SHORT EXERCISE
From the entries that follow, list every line in which the string "Front" appears.

MATERIALS PROVIDED
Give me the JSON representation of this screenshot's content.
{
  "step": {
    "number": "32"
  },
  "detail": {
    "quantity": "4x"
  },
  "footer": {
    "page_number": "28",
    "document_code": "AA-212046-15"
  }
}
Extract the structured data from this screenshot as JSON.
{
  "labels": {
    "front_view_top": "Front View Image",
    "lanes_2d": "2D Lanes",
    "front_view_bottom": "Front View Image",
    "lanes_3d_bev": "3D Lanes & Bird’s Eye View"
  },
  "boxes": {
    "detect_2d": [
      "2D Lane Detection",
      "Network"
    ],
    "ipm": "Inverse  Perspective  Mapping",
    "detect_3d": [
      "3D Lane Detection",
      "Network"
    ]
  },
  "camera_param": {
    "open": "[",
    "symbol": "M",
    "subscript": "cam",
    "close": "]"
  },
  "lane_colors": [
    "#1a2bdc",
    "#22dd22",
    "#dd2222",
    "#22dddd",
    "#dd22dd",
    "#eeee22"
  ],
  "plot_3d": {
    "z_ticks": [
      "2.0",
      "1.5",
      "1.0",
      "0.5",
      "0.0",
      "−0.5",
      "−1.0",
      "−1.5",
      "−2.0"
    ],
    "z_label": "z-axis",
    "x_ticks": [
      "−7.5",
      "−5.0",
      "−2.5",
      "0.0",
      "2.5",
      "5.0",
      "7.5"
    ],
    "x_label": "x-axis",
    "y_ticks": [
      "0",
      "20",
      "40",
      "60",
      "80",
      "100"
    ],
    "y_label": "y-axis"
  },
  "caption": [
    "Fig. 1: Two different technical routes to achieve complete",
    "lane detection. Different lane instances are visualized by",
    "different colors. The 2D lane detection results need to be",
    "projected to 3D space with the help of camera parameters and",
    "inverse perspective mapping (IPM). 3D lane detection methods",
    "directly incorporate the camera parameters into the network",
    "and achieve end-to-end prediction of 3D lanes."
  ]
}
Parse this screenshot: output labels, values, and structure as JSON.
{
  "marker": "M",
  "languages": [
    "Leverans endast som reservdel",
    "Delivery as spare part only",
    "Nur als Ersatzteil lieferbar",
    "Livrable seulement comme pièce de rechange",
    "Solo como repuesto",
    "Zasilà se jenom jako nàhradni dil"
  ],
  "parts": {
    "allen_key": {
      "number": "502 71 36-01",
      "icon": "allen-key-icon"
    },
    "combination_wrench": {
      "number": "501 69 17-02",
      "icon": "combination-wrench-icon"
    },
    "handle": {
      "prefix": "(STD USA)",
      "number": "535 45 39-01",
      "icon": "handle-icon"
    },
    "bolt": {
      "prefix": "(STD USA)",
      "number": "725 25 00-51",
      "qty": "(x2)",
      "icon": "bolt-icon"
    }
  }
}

FULL OUTPUT
    "front_view_top": "Front View Image",
    "front_view_bottom": "Front View Image",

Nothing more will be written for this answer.